### EXERCISE GOAL
Give again the lines from the line with "Convert this screenshot" to the last line of the records, exactly and in full. Do not carry over any pictures.

### RAW DATA
§ §
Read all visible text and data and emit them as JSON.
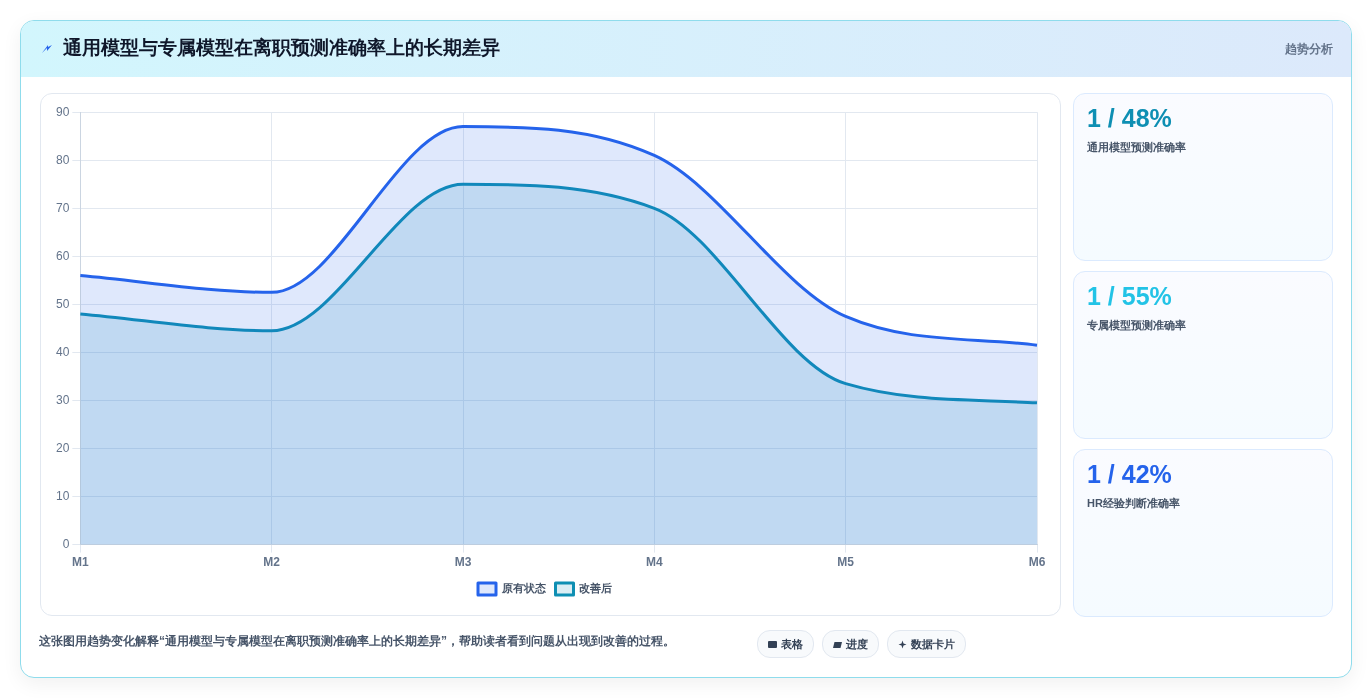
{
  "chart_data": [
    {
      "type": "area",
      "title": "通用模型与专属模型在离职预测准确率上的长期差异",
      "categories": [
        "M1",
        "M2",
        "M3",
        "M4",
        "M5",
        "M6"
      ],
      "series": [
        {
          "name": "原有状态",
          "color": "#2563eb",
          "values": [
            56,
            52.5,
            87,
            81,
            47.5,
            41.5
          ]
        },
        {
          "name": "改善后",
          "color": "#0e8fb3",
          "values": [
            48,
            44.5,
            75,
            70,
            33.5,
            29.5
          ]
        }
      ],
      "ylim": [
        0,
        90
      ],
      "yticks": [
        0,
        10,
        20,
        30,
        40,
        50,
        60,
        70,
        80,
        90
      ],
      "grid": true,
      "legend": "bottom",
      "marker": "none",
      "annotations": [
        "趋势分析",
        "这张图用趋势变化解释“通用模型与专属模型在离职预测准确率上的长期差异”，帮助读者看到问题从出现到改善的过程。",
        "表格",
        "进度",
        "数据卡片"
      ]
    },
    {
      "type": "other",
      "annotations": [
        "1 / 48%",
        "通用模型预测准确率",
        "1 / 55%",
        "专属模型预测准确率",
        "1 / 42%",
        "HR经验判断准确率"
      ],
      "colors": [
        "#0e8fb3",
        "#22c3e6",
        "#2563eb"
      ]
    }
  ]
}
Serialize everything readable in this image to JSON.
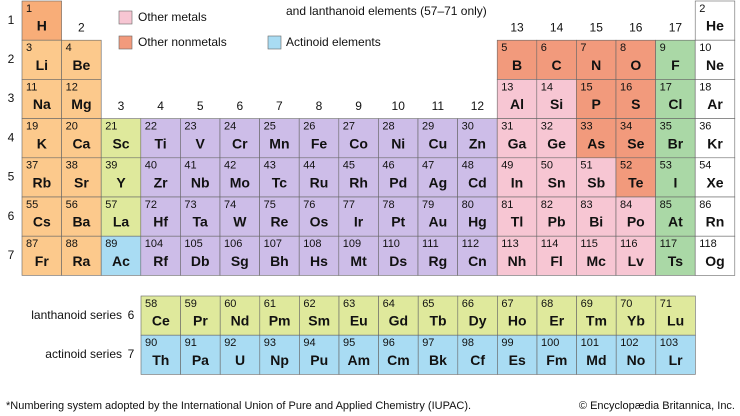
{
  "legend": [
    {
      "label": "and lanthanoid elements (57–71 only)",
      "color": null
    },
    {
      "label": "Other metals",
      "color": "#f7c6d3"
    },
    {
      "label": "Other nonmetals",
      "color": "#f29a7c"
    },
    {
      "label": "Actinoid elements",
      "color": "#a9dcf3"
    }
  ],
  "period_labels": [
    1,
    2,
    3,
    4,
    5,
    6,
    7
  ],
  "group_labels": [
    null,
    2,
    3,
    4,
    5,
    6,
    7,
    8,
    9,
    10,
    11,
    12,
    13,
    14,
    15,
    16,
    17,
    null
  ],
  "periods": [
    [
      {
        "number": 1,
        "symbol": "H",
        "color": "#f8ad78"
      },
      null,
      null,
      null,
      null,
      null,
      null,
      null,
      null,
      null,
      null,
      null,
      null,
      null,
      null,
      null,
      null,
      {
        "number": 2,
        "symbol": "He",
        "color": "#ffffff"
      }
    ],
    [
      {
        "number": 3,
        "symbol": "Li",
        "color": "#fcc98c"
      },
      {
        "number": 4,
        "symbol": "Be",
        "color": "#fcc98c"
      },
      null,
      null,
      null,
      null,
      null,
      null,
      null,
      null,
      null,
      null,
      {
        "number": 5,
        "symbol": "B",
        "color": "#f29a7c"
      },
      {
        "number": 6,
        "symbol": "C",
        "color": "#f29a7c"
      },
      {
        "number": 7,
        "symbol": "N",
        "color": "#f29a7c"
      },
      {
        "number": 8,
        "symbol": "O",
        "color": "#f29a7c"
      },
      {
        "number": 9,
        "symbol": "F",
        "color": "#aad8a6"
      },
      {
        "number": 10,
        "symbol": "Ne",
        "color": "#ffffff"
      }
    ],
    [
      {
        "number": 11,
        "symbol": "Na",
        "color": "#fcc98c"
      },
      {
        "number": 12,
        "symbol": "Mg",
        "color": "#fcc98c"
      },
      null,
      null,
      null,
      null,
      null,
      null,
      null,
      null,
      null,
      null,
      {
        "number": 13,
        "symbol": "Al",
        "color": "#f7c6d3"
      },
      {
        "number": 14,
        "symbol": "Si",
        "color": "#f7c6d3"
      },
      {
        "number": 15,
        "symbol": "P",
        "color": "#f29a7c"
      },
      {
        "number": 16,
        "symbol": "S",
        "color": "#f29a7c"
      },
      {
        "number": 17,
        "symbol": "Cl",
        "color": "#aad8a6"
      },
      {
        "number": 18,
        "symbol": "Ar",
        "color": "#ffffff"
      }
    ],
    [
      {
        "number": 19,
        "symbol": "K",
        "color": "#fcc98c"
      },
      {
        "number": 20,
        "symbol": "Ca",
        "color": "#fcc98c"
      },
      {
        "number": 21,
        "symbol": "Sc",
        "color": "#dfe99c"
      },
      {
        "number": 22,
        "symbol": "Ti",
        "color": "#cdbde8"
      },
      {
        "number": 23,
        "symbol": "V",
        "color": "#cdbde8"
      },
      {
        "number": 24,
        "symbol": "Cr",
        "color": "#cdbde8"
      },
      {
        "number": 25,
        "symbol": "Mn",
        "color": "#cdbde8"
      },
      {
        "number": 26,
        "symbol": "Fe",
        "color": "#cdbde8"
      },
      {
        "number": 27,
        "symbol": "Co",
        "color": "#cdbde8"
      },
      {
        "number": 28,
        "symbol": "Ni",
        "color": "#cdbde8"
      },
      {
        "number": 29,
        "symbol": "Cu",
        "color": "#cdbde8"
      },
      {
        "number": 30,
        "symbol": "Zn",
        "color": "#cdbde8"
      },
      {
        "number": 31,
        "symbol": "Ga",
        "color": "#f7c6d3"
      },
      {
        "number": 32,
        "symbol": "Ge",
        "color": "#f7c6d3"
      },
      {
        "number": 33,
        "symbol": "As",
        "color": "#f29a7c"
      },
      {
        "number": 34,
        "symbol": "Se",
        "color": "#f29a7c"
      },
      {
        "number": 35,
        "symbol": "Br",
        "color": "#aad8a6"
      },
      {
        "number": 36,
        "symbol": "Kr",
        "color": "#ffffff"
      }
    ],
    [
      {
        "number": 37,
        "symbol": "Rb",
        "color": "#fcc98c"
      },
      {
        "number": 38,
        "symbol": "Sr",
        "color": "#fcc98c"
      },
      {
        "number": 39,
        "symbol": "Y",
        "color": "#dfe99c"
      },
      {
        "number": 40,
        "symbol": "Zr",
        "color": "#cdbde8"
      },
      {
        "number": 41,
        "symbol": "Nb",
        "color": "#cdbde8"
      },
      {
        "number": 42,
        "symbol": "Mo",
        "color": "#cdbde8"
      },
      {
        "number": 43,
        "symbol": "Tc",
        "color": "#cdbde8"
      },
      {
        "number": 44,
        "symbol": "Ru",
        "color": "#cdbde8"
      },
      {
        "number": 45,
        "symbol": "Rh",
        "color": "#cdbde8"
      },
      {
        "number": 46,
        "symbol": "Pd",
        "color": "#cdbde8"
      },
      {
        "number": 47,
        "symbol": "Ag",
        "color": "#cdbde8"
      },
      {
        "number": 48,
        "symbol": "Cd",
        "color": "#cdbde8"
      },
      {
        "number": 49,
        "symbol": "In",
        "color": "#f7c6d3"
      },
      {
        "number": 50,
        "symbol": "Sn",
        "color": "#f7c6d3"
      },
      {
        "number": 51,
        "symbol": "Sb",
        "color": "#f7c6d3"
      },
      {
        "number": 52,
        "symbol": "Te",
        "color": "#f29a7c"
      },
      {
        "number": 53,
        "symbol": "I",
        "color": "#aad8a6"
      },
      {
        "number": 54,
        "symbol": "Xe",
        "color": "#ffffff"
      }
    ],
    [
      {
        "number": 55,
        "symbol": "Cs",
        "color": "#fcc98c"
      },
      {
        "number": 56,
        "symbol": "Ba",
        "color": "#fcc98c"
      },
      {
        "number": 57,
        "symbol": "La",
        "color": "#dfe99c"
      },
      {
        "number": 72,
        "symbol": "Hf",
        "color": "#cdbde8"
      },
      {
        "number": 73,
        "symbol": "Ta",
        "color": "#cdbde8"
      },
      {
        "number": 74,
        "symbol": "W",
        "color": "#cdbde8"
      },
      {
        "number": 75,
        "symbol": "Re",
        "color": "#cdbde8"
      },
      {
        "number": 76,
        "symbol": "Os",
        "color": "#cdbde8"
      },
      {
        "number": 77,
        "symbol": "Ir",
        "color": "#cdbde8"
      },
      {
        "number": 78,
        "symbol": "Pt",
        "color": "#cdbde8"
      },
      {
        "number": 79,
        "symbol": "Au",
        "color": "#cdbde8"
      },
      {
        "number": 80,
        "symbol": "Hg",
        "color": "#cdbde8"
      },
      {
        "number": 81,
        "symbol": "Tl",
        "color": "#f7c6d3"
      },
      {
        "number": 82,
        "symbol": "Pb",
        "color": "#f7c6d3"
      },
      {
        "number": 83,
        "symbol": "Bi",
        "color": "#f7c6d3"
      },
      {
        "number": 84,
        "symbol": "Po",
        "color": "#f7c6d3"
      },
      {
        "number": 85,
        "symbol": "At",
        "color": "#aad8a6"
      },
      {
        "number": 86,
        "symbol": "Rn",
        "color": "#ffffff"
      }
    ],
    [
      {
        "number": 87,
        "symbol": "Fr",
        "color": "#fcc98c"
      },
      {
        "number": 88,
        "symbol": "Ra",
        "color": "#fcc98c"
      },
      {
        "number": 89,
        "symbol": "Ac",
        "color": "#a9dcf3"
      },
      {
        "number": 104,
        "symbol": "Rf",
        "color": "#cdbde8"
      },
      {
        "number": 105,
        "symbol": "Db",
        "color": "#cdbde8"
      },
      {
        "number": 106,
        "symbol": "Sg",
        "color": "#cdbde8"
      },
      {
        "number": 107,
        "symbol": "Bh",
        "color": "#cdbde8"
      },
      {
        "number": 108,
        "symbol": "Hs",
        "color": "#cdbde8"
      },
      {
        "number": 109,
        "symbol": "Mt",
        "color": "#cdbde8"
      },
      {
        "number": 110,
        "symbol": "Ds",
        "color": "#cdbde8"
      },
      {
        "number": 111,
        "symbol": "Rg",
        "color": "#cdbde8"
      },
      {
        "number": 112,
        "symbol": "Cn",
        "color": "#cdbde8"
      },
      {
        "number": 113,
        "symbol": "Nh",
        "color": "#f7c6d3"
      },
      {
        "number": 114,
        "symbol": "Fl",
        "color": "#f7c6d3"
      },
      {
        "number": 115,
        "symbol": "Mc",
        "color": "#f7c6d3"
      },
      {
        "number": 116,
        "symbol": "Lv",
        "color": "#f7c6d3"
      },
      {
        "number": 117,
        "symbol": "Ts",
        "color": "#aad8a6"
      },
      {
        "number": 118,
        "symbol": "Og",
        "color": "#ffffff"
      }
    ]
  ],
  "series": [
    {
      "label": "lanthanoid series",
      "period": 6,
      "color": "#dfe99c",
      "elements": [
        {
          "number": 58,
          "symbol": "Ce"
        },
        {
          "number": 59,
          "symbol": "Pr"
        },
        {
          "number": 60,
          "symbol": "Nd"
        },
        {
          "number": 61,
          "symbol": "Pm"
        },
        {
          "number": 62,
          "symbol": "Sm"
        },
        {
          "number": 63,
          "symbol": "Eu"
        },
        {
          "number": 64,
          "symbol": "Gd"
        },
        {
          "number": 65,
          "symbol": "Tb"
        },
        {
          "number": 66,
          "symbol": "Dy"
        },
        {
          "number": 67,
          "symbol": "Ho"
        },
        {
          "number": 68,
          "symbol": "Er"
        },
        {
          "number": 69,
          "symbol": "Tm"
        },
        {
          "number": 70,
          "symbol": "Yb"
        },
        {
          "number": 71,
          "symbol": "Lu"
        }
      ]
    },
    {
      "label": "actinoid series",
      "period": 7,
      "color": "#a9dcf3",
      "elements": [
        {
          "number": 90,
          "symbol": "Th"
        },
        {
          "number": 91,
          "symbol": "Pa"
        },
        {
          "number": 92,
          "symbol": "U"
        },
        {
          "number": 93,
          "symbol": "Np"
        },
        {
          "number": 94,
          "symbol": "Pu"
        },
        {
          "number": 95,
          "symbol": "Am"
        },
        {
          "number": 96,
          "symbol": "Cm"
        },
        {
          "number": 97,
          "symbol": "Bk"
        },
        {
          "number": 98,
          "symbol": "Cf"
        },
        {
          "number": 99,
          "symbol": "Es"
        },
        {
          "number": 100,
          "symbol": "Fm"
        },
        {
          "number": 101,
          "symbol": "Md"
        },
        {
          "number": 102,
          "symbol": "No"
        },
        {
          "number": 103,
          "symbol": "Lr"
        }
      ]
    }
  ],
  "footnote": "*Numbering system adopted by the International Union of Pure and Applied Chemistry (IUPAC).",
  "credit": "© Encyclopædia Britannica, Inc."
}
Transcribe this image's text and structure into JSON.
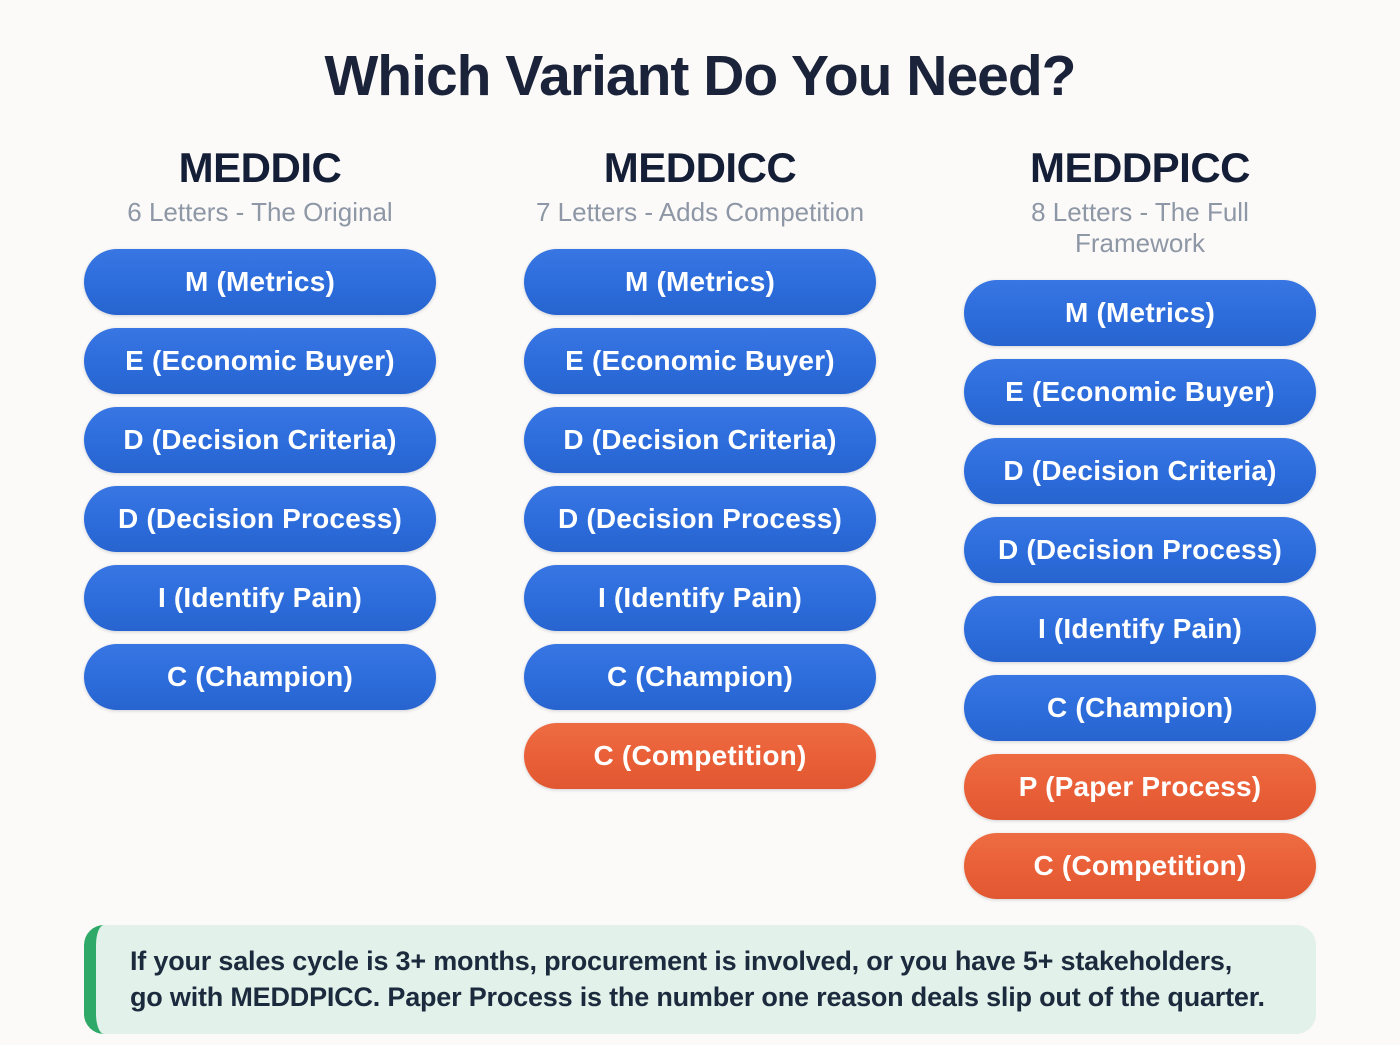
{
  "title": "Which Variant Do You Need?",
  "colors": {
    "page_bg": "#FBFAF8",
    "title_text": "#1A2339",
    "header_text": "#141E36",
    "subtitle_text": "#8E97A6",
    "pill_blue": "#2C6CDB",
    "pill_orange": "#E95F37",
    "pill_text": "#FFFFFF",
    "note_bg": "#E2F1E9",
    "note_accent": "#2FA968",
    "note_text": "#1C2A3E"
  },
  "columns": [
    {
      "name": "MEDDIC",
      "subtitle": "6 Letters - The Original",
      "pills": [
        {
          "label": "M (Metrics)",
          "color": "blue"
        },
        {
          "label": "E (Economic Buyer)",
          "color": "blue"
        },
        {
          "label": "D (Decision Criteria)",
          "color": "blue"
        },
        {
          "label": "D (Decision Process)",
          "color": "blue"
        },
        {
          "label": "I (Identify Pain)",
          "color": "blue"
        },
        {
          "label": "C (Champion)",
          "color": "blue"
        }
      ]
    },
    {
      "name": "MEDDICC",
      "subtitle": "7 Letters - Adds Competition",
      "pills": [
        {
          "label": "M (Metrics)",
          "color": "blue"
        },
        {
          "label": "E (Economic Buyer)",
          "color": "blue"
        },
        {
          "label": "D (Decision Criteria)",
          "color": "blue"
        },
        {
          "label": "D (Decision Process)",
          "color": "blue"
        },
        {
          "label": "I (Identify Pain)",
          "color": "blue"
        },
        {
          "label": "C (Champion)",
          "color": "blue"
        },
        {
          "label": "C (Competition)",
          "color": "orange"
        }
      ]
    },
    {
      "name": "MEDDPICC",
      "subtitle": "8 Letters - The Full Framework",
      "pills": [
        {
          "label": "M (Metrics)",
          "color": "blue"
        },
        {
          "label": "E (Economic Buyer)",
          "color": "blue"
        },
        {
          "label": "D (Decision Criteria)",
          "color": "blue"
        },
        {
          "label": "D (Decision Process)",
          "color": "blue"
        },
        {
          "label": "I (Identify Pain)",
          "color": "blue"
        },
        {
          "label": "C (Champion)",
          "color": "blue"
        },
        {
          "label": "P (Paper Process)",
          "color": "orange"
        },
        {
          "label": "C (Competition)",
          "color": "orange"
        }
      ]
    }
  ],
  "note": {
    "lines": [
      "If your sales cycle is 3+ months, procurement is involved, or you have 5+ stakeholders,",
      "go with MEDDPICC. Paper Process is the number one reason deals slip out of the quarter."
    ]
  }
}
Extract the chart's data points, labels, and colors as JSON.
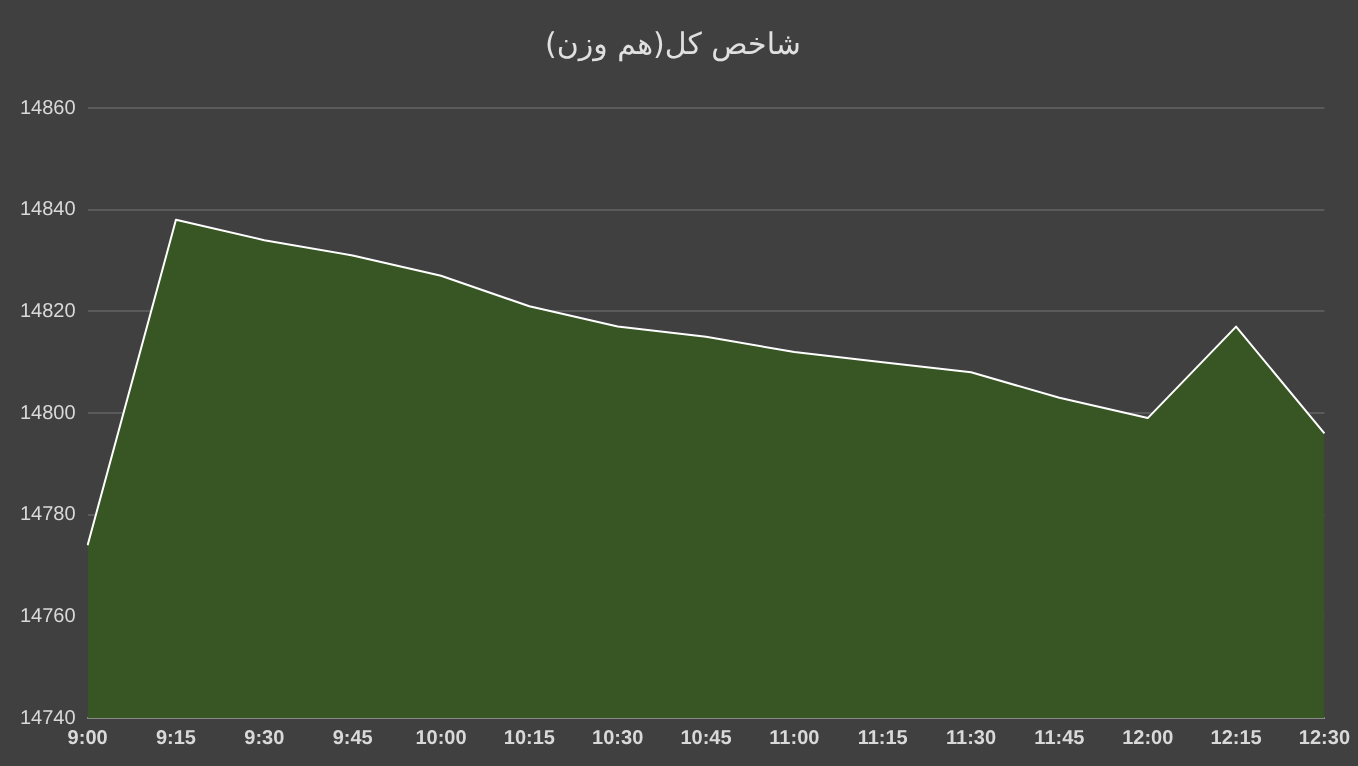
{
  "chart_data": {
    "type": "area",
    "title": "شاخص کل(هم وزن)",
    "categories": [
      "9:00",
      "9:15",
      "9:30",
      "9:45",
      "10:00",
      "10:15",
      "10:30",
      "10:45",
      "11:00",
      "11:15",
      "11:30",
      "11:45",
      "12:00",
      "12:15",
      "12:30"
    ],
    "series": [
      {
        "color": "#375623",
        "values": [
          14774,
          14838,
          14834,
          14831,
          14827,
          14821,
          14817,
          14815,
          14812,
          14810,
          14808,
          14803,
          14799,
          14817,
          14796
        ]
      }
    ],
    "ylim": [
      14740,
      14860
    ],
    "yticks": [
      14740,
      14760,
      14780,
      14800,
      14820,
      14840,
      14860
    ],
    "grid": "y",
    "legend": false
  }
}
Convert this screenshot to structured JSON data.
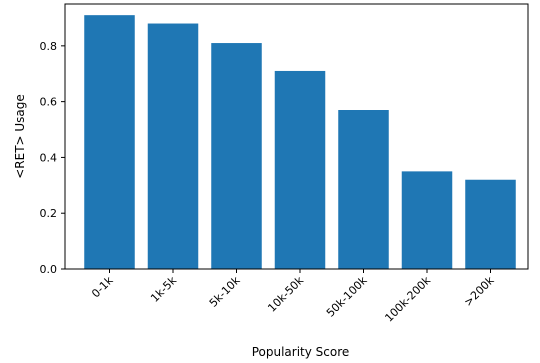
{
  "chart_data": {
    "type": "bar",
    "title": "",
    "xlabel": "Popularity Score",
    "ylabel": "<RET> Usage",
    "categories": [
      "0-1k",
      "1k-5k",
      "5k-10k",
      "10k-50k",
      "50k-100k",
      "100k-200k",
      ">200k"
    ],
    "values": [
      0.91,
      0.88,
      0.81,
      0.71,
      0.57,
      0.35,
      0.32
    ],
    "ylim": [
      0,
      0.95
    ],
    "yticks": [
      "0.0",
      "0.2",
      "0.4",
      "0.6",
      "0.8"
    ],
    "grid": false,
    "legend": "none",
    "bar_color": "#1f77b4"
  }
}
§ §
### SOLUTION
Convert this screenshot to structured JSON data.
{
  "chart_data": {
    "type": "bar",
    "title": "",
    "xlabel": "Popularity Score",
    "ylabel": "<RET> Usage",
    "categories": [
      "0-1k",
      "1k-5k",
      "5k-10k",
      "10k-50k",
      "50k-100k",
      "100k-200k",
      ">200k"
    ],
    "values": [
      0.91,
      0.88,
      0.81,
      0.71,
      0.57,
      0.35,
      0.32
    ],
    "ylim": [
      0,
      0.95
    ],
    "yticks": [
      "0.0",
      "0.2",
      "0.4",
      "0.6",
      "0.8"
    ],
    "grid": false,
    "legend": "none",
    "bar_color": "#1f77b4"
  }
}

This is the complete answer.